THE TASK ::
Locate every line that holds the string "from" and copy it.

(Entries with figure data)
— start —

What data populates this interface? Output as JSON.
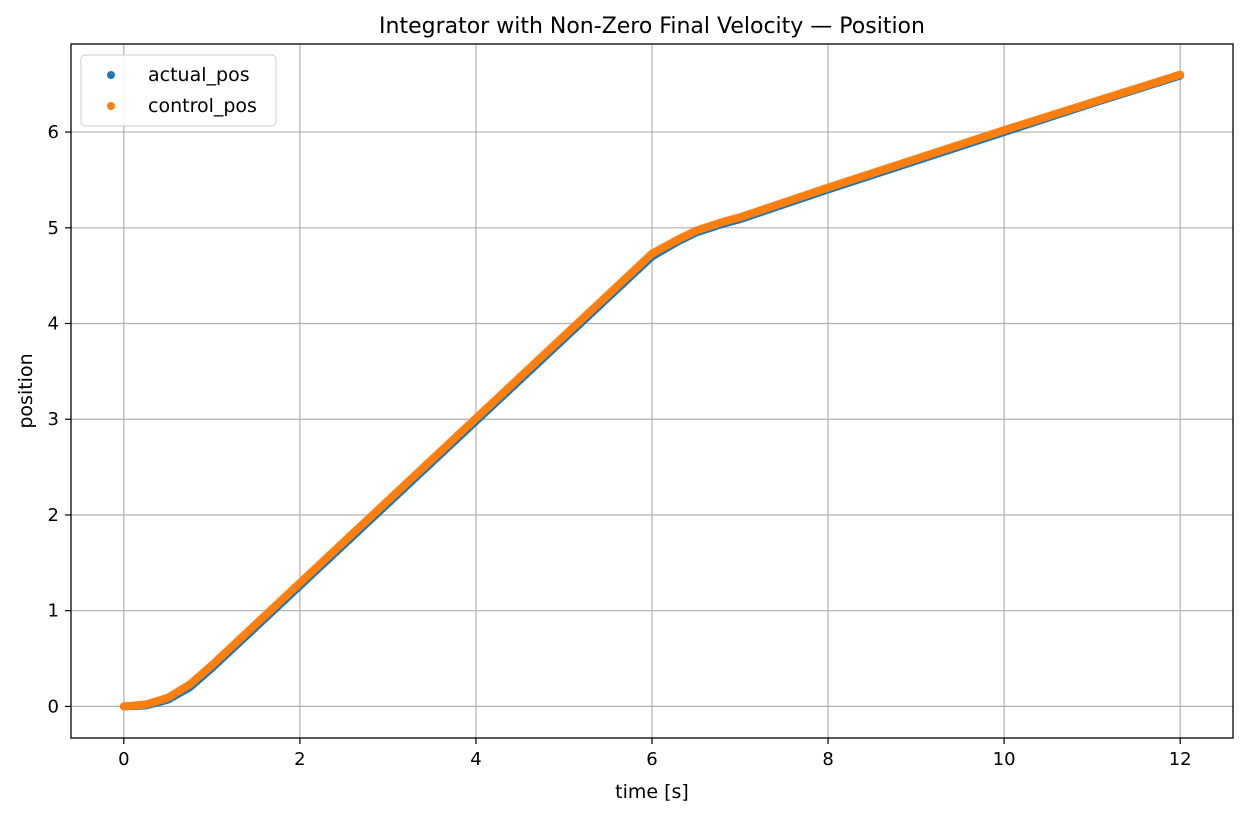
{
  "chart_data": {
    "type": "scatter",
    "title": "Integrator with Non-Zero Final Velocity — Position",
    "xlabel": "time [s]",
    "ylabel": "position",
    "xlim": [
      -0.6,
      12.6
    ],
    "ylim": [
      -0.33,
      6.92
    ],
    "xticks": [
      0,
      2,
      4,
      6,
      8,
      10,
      12
    ],
    "yticks": [
      0,
      1,
      2,
      3,
      4,
      5,
      6
    ],
    "xtick_labels": [
      "0",
      "2",
      "4",
      "6",
      "8",
      "10",
      "12"
    ],
    "ytick_labels": [
      "0",
      "1",
      "2",
      "3",
      "4",
      "5",
      "6"
    ],
    "grid": true,
    "legend_position": "top-left",
    "series": [
      {
        "name": "actual_pos",
        "color": "#1f77b4",
        "points": [
          [
            0.0,
            0.0
          ],
          [
            0.25,
            0.01
          ],
          [
            0.5,
            0.07
          ],
          [
            0.75,
            0.2
          ],
          [
            1.0,
            0.4
          ],
          [
            1.5,
            0.83
          ],
          [
            2.0,
            1.26
          ],
          [
            2.5,
            1.69
          ],
          [
            3.0,
            2.12
          ],
          [
            3.5,
            2.55
          ],
          [
            4.0,
            2.98
          ],
          [
            4.5,
            3.41
          ],
          [
            5.0,
            3.84
          ],
          [
            5.5,
            4.27
          ],
          [
            6.0,
            4.7
          ],
          [
            6.3,
            4.86
          ],
          [
            6.5,
            4.95
          ],
          [
            6.8,
            5.04
          ],
          [
            7.0,
            5.09
          ],
          [
            8.0,
            5.4
          ],
          [
            9.0,
            5.7
          ],
          [
            10.0,
            6.0
          ],
          [
            11.0,
            6.3
          ],
          [
            12.0,
            6.59
          ]
        ]
      },
      {
        "name": "control_pos",
        "color": "#ff7f0e",
        "points": [
          [
            0.0,
            0.0
          ],
          [
            0.25,
            0.02
          ],
          [
            0.5,
            0.09
          ],
          [
            0.75,
            0.23
          ],
          [
            1.0,
            0.43
          ],
          [
            1.5,
            0.86
          ],
          [
            2.0,
            1.29
          ],
          [
            2.5,
            1.72
          ],
          [
            3.0,
            2.15
          ],
          [
            3.5,
            2.58
          ],
          [
            4.0,
            3.01
          ],
          [
            4.5,
            3.44
          ],
          [
            5.0,
            3.87
          ],
          [
            5.5,
            4.3
          ],
          [
            6.0,
            4.73
          ],
          [
            6.3,
            4.88
          ],
          [
            6.5,
            4.97
          ],
          [
            6.8,
            5.06
          ],
          [
            7.0,
            5.11
          ],
          [
            8.0,
            5.42
          ],
          [
            9.0,
            5.72
          ],
          [
            10.0,
            6.02
          ],
          [
            11.0,
            6.31
          ],
          [
            12.0,
            6.6
          ]
        ]
      }
    ]
  }
}
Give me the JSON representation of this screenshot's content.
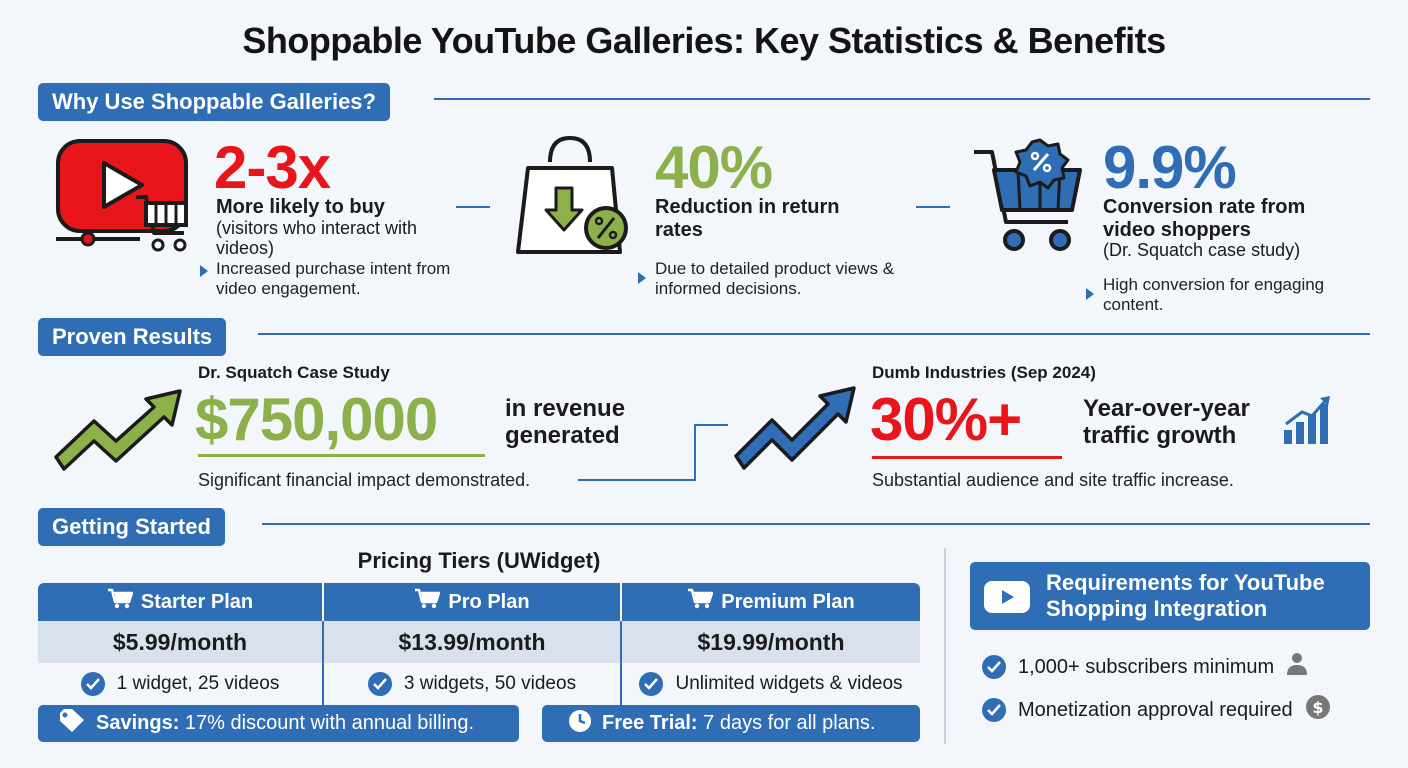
{
  "title": "Shoppable YouTube Galleries: Key Statistics & Benefits",
  "sections": {
    "why": "Why Use Shoppable Galleries?",
    "results": "Proven Results",
    "started": "Getting Started"
  },
  "stats": [
    {
      "value": "2-3x",
      "label": "More likely to buy",
      "sub": "(visitors who interact with videos)",
      "bullet": "Increased purchase intent from video engagement.",
      "icon": "youtube-cart-icon"
    },
    {
      "value": "40%",
      "label": "Reduction in return rates",
      "sub": "",
      "bullet": "Due to detailed product views & informed decisions.",
      "icon": "shopping-bag-percent-icon"
    },
    {
      "value": "9.9%",
      "label": "Conversion rate from video shoppers",
      "sub": "(Dr. Squatch case study)",
      "bullet": "High conversion for engaging content.",
      "icon": "cart-percent-badge-icon"
    }
  ],
  "results": [
    {
      "heading": "Dr. Squatch Case Study",
      "value": "$750,000",
      "label": "in revenue generated",
      "note": "Significant financial impact demonstrated."
    },
    {
      "heading": "Dumb Industries (Sep 2024)",
      "value": "30%+",
      "label": "Year-over-year traffic growth",
      "note": "Substantial audience and site traffic increase."
    }
  ],
  "pricing": {
    "title": "Pricing Tiers (UWidget)",
    "plans": [
      {
        "name": "Starter Plan",
        "price": "$5.99/month",
        "feature": "1 widget, 25 videos"
      },
      {
        "name": "Pro Plan",
        "price": "$13.99/month",
        "feature": "3 widgets, 50 videos"
      },
      {
        "name": "Premium Plan",
        "price": "$19.99/month",
        "feature": "Unlimited widgets & videos"
      }
    ],
    "savings_label": "Savings:",
    "savings_text": "17% discount with annual billing.",
    "trial_label": "Free Trial:",
    "trial_text": "7 days for all plans."
  },
  "requirements": {
    "title": "Requirements for YouTube Shopping Integration",
    "items": [
      {
        "text": "1,000+ subscribers minimum",
        "icon": "person-icon"
      },
      {
        "text": "Monetization approval required",
        "icon": "dollar-coin-icon"
      }
    ]
  },
  "colors": {
    "accent": "#2f6db5",
    "red": "#e8161b",
    "green": "#8cb04a",
    "price_bg": "#d9e2ec",
    "background": "#f3f6fa"
  }
}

— end —

SOLVED PROBLEM ::
      "bullet": "Increased purchase intent from video engagement.",
      "label": "Conversion rate from video shoppers",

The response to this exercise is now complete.